I responded originally because it seemed you give the Chinese kind of a moral responsibility for the current situation in the US. Besides that the mercantilist policy has elevated hundreds of millions of Chinese out of poverty, this was an opportunity - a risky one, but still - to make large investments into the future with low interest rates and low inflation at the same time in the US. And it were not only private people who borrowed the money, but as well the gov, which obviously believes, that the future lies in a superior military. Without Chinese financing, the wars in Iraq and Afghanistan would be much more painful for the US tax payer. And to use this oppurtunity that way, was a decision made in the US, not in China. Der Amerikaner ist die Orchidee unter den MenschenVolker Pispers
And of course, there are the capital flows still ongoing, even if not as great as in the earlier years of the decade, where Euro-zone based companies buy out Euro-zone assets owned by US-based companies ... that is a capital flow into the US, but rather than being based on any assessment of the long term appeal of the US as an investment proposition, is rather a legacy of past overseas investment by US firms.
On the moral responsibility of the Chinese government ... consequences for internal imperialism policies in Tibet, Inner Mongolia, Xinjiang ... that would be moral responsibility. Impact of a neo-mercantalist currency policy to export unemployment to a nation whose ruling elite seems positively eager to import unemployment ... given the vulnerability of many of those hardest hit, there's a clear moral responsibility there, but its hard to see how it can be laid at the feet of the Chinese. I've been accused of being a Marxist, yet while Harpo's my favourite, it's Groucho I'm always quoting. Odd, that.
its not like "no economic theory can cope with it", but rather that the economic theory that can cope with it has low social standing within the profession and therefore has relatively few people exploring its implications, bringing it up to date to the evolution of domestic economies and the international order, etc.
Thanks Bruce. Suspicions confirmed on that one! I could never understand the Neo-Liberal line that Keynes' General Theory was based on a closed national economy and therefore had to be abandoned in "our new modern era of cleptocracy" woops, "of globalization." I couldn't understand why it couldn't be recast into a larger model and some effective accounts taken for the effects of international trade. But then I have never disciplined myself to attempt to really understand Keynes. Perhaps I should try. "It is not necessary to have hope in order to persevere."

......

→ DIRECTION: Continue the discussion above on China's currency policy and American borrowing, starting right after its final sentence.

→ DATA SECTION:
......

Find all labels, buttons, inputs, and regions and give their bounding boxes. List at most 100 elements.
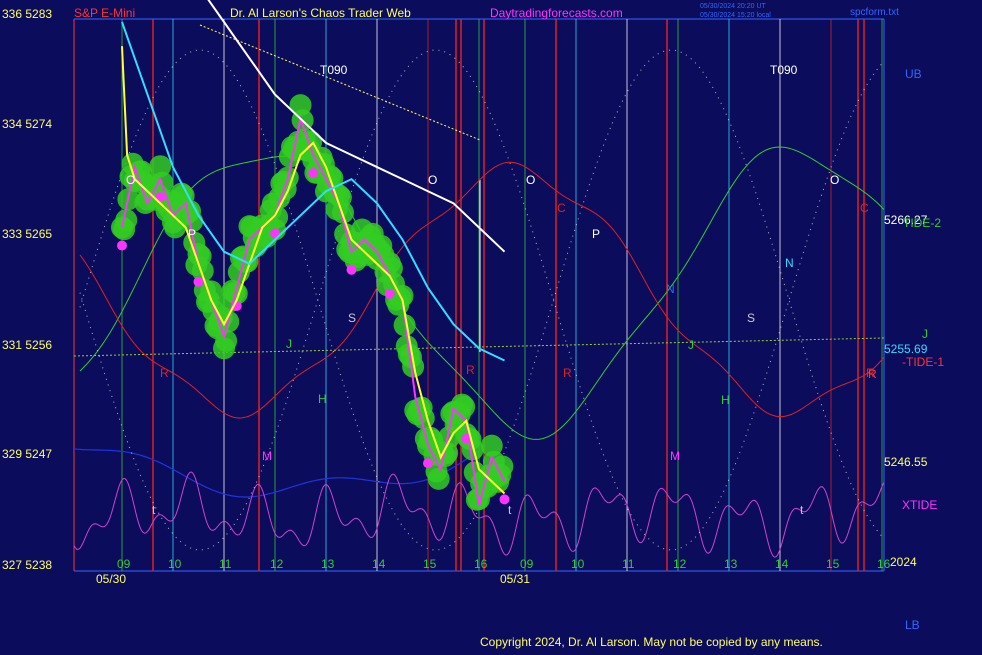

......

→ EXERCISE ANSWER:
That is, if Samuelsonian economics is considered to somehow be an "updated, upgraded" Keynesian economics rather than considered to be a bastardized, watered down Keynesian economics, then there is no need to go back and read the original to "know" that the limitations of Samuelsonian economics are automatically also the limitations of the General Theory.
But in reality, most of the shackles in Samuelsonian economics were put in place in order to try to marry a Keynesian macroeconomics with an incompatible neoclassical microeconomics ... Samuelson seems to be, after all, the economist that Joan Robinson was referring to in her of-repeated aphorism, "converted against their will, is unconverted still". I've been accused of being a Marxist, yet while Harpo's my favourite, it's Groucho I'm always quoting. Odd, that.
The whole Samuelsonian system of putting a watered down version of mechanical Keynesian economics on a foundation of neoclassical microeconomics ... it doesn't hang together, but it was a convenient political compromise within economic departments at the time. Keynesian economics had too much prestige to ignore, and relying on Samuelsonian rather than General Theory macroeconomics meant that there seemed to be no need to fight with the neoclassicals over micro.
Of course, rebuilding the Keynesian aggregate model on incomplete foundations left it struggling to cope with "stagflation", as inflation in a world with neutral money is a quite different process than inflation in the real world.
I never used the Samuelson text itself, but I've used plenty of textbooks that inherit the Samuelsonian model. I've been accused of being a Marxist, yet while Harpo's my favourite, it's Groucho I'm always quoting. Odd, that.
By the way, this thread is making me want to reread The General Theory. Are there other later books you would recommend apart from that, for macroeconomics? When the capital development of a country becomes a by-product of the activities of a casino, the job is likely to be ill-done. — John M. Keynes
A good counterpoint to some of the blind spots of even General Theory macro is Jane Jacobs Cities and the Wealth of Nations. I've been accused of being a Marxist, yet while Harpo's my favourite, it's Groucho I'm always quoting. Odd, that.
And then there is the assumed audience ... some assume that the reader is already well versed in a post-General Theory approach, like Post Keynesian Economics.
JK Galbraith is always good ... so many of his books are useful for one or another question that its hard to narrow him down. For a later Post Keynesian economist of substantial influence, Paul Davidson's Economics for a Civilized Society gives a fairly readable introduction to his approach ...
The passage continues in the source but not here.